- WHAT YOU SHOULD DO:
Every record that follows should be printed verbatim.

......

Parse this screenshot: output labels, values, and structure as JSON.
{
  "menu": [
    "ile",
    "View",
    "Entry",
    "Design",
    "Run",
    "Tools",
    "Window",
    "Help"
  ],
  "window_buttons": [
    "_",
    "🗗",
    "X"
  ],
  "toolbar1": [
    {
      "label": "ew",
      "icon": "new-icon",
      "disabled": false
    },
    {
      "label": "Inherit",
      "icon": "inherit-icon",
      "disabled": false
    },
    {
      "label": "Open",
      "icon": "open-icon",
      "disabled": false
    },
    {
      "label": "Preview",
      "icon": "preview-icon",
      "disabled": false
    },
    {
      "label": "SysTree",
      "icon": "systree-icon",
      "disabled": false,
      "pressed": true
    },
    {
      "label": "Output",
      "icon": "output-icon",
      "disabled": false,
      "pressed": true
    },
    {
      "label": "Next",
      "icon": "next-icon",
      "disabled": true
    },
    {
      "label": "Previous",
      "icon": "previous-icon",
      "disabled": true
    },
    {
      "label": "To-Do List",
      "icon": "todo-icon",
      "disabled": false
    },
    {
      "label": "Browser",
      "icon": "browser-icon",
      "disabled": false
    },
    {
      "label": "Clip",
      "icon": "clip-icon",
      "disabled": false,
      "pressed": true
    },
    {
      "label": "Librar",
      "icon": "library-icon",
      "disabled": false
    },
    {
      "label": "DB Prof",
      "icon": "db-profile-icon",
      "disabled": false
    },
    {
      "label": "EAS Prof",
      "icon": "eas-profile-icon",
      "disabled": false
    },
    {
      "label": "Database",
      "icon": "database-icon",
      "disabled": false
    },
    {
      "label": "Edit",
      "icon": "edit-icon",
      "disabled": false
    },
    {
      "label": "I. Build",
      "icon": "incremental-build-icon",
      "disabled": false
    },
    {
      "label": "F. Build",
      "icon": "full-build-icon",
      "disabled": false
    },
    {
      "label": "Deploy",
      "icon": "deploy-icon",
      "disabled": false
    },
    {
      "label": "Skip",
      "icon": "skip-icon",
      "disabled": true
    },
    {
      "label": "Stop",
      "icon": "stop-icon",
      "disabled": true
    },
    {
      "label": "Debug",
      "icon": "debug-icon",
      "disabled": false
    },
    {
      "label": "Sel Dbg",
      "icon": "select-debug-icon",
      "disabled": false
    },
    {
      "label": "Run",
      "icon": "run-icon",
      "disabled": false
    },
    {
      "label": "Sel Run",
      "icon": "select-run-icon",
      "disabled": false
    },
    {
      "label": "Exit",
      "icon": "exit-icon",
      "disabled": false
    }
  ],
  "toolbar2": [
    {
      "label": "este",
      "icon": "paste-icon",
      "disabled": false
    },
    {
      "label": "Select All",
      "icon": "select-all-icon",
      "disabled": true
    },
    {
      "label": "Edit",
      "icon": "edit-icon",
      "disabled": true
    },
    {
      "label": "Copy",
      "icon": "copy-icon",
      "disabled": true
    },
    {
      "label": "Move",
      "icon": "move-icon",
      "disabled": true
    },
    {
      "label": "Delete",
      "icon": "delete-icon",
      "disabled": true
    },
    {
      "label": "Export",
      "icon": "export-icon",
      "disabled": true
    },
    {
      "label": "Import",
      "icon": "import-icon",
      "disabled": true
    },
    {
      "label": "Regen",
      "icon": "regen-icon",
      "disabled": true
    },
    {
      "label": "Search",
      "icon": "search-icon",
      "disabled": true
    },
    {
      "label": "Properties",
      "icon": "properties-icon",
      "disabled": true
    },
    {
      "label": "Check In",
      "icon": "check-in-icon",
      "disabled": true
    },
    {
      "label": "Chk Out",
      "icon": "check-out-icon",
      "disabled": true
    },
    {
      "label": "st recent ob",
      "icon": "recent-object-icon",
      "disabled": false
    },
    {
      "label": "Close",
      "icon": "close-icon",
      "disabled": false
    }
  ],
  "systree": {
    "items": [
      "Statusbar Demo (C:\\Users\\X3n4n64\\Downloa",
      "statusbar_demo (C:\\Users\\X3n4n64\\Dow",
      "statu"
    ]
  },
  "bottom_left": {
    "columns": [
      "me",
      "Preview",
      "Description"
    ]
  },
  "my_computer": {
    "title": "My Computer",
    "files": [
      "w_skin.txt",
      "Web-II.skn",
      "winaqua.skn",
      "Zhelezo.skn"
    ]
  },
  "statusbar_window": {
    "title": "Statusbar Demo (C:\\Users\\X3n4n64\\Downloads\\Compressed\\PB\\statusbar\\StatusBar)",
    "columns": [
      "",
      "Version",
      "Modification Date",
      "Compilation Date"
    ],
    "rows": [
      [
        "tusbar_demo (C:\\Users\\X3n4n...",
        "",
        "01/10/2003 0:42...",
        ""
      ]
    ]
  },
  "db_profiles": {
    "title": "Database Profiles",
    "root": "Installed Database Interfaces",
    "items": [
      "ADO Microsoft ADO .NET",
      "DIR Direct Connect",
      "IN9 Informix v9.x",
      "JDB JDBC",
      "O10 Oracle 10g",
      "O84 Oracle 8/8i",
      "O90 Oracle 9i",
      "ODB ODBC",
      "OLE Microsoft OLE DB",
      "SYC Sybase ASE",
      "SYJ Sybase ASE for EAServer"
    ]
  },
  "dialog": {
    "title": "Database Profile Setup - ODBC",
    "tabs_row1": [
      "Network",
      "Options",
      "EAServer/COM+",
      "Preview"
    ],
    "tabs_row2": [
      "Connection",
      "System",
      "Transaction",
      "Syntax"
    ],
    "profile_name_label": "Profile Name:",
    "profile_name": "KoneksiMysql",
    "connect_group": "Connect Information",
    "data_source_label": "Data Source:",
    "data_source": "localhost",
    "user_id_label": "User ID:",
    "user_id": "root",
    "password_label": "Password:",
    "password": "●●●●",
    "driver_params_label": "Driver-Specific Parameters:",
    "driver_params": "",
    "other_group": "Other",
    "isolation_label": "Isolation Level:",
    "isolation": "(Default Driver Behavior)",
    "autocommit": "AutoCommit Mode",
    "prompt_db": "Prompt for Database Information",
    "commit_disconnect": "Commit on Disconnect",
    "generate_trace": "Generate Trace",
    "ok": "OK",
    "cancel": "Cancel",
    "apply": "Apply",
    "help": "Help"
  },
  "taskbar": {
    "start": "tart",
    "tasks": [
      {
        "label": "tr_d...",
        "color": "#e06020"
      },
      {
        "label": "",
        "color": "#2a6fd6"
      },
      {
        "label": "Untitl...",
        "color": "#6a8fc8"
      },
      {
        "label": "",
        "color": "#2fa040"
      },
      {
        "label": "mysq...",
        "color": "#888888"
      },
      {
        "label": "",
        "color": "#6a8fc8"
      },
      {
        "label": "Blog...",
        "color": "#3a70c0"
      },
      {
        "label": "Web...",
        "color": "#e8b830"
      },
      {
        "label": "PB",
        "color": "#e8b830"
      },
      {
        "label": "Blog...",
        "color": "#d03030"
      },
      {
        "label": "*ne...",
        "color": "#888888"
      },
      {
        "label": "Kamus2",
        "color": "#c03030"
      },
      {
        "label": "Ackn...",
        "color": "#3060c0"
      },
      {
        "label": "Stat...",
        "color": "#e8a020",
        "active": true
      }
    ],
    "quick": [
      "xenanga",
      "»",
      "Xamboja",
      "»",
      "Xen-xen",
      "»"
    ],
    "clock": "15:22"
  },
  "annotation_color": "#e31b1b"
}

......

- FULL SOLUTION:
Parse this screenshot: output labels, values, and structure as JSON.
{
  "menu": [
    "ile",
    "View",
    "Entry",
    "Design",
    "Run",
    "Tools",
    "Window",
    "Help"
  ],
  "window_buttons": [
    "_",
    "🗗",
    "X"
  ],
  "toolbar1": [
    {
      "label": "ew",
      "icon": "new-icon",
      "disabled": false
    },
    {
      "label": "Inherit",
      "icon": "inherit-icon",
      "disabled": false
    },
    {
      "label": "Open",
      "icon": "open-icon",
      "disabled": false
    },
    {
      "label": "Preview",
      "icon": "preview-icon",
      "disabled": false
    },
    {
      "label": "SysTree",
      "icon": "systree-icon",
      "disabled": false,
      "pressed": true
    },
    {
      "label": "Output",
      "icon": "output-icon",
      "disabled": false,
      "pressed": true
    },
    {
      "label": "Next",
      "icon": "next-icon",
      "disabled": true
    },
    {
      "label": "Previous",
      "icon": "previous-icon",
      "disabled": true
    },
    {
      "label": "To-Do List",
      "icon": "todo-icon",
      "disabled": false
    },
    {
      "label": "Browser",
      "icon": "browser-icon",
      "disabled": false
    },
    {
      "label": "Clip",
      "icon": "clip-icon",
      "disabled": false,
      "pressed": true
    },
    {
      "label": "Librar",
      "icon": "library-icon",
      "disabled": false
    },
    {
      "label": "DB Prof",
      "icon": "db-profile-icon",
      "disabled": false
    },
    {
      "label": "EAS Prof",
      "icon": "eas-profile-icon",
      "disabled": false
    },
    {
      "label": "Database",
      "icon": "database-icon",
      "disabled": false
    },
    {
      "label": "Edit",
      "icon": "edit-icon",
      "disabled": false
    },
    {
      "label": "I. Build",
      "icon": "incremental-build-icon",
      "disabled": false
    },
    {
      "label": "F. Build",
      "icon": "full-build-icon",
      "disabled": false
    },
    {
      "label": "Deploy",
      "icon": "deploy-icon",
      "disabled": false
    },
    {
      "label": "Skip",
      "icon": "skip-icon",
      "disabled": true
    },
    {
      "label": "Stop",
      "icon": "stop-icon",
      "disabled": true
    },
    {
      "label": "Debug",
      "icon": "debug-icon",
      "disabled": false
    },
    {
      "label": "Sel Dbg",
      "icon": "select-debug-icon",
      "disabled": false
    },
    {
      "label": "Run",
      "icon": "run-icon",
      "disabled": false
    },
    {
      "label": "Sel Run",
      "icon": "select-run-icon",
      "disabled": false
    },
    {
      "label": "Exit",
      "icon": "exit-icon",
      "disabled": false
    }
  ],
  "toolbar2": [
    {
      "label": "este",
      "icon": "paste-icon",
      "disabled": false
    },
    {
      "label": "Select All",
      "icon": "select-all-icon",
      "disabled": true
    },
    {
      "label": "Edit",
      "icon": "edit-icon",
      "disabled": true
    },
    {
      "label": "Copy",
      "icon": "copy-icon",
      "disabled": true
    },
    {
      "label": "Move",
      "icon": "move-icon",
      "disabled": true
    },
    {
      "label": "Delete",
      "icon": "delete-icon",
      "disabled": true
    },
    {
      "label": "Export",
      "icon": "export-icon",
      "disabled": true
    },
    {
      "label": "Import",
      "icon": "import-icon",
      "disabled": true
    },
    {
      "label": "Regen",
      "icon": "regen-icon",
      "disabled": true
    },
    {
      "label": "Search",
      "icon": "search-icon",
      "disabled": true
    },
    {
      "label": "Properties",
      "icon": "properties-icon",
      "disabled": true
    },
    {
      "label": "Check In",
      "icon": "check-in-icon",
      "disabled": true
    },
    {
      "label": "Chk Out",
      "icon": "check-out-icon",
      "disabled": true
    },
    {
      "label": "st recent ob",
      "icon": "recent-object-icon",
      "disabled": false
    },
    {
      "label": "Close",
      "icon": "close-icon",
      "disabled": false
    }
  ],
  "systree": {
    "items": [
      "Statusbar Demo (C:\\Users\\X3n4n64\\Downloa",
      "statusbar_demo (C:\\Users\\X3n4n64\\Dow",
      "statu"
    ]
  },
  "bottom_left": {
    "columns": [
      "me",
      "Preview",
      "Description"
    ]
  },
  "my_computer": {
    "title": "My Computer",
    "files": [
      "w_skin.txt",
      "Web-II.skn",
      "winaqua.skn",
      "Zhelezo.skn"
    ]
  },
  "statusbar_window": {
    "title": "Statusbar Demo (C:\\Users\\X3n4n64\\Downloads\\Compressed\\PB\\statusbar\\StatusBar)",
    "columns": [
      "",
      "Version",
      "Modification Date",
      "Compilation Date"
    ],
    "rows": [
      [
        "tusbar_demo (C:\\Users\\X3n4n...",
        "",
        "01/10/2003 0:42...",
        ""
      ]
    ]
  },
  "db_profiles": {
    "title": "Database Profiles",
    "root": "Installed Database Interfaces",
    "items": [
      "ADO Microsoft ADO .NET",
      "DIR Direct Connect",
      "IN9 Informix v9.x",
      "JDB JDBC",
      "O10 Oracle 10g",
      "O84 Oracle 8/8i",
      "O90 Oracle 9i",
      "ODB ODBC",
      "OLE Microsoft OLE DB",
      "SYC Sybase ASE",
      "SYJ Sybase ASE for EAServer"
    ]
  },
  "dialog": {
    "title": "Database Profile Setup - ODBC",
    "tabs_row1": [
      "Network",
      "Options",
      "EAServer/COM+",
      "Preview"
    ],
    "tabs_row2": [
      "Connection",
      "System",
      "Transaction",
      "Syntax"
    ],
    "profile_name_label": "Profile Name:",
    "profile_name": "KoneksiMysql",
    "connect_group": "Connect Information",
    "data_source_label": "Data Source:",
    "data_source": "localhost",
    "user_id_label": "User ID:",
    "user_id": "root",
    "password_label": "Password:",
    "password": "●●●●",
    "driver_params_label": "Driver-Specific Parameters:",
    "driver_params": "",
    "other_group": "Other",
    "isolation_label": "Isolation Level:",
    "isolation": "(Default Driver Behavior)",
    "autocommit": "AutoCommit Mode",
    "prompt_db": "Prompt for Database Information",
    "commit_disconnect": "Commit on Disconnect",
    "generate_trace": "Generate Trace",
    "ok": "OK",
    "cancel": "Cancel",
    "apply": "Apply",
    "help": "Help"
  },
  "taskbar": {
    "start": "tart",
    "tasks": [
      {
        "label": "tr_d...",
        "color": "#e06020"
      },
      {
        "label": "",
        "color": "#2a6fd6"
      },
      {
        "label": "Untitl...",
        "color": "#6a8fc8"
      },
      {
        "label": "",
        "color": "#2fa040"
      },
      {
        "label": "mysq...",
        "color": "#888888"
      },
      {
        "label": "",
        "color": "#6a8fc8"
      },
      {
        "label": "Blog...",
        "color": "#3a70c0"
      },
      {
        "label": "Web...",
        "color": "#e8b830"
      },
      {
        "label": "PB",
        "color": "#e8b830"
      },
      {
        "label": "Blog...",
        "color": "#d03030"
      },
      {
        "label": "*ne...",
        "color": "#888888"
      },
      {
        "label": "Kamus2",
        "color": "#c03030"
      },
      {
        "label": "Ackn...",
        "color": "#3060c0"
      },
      {
        "label": "Stat...",
        "color": "#e8a020",
        "active": true
      }
    ],
    "quick": [
      "xenanga",
      "»",
      "Xamboja",
      "»",
      "Xen-xen",
      "»"
    ],
    "clock": "15:22"
  },
  "annotation_color": "#e31b1b"
}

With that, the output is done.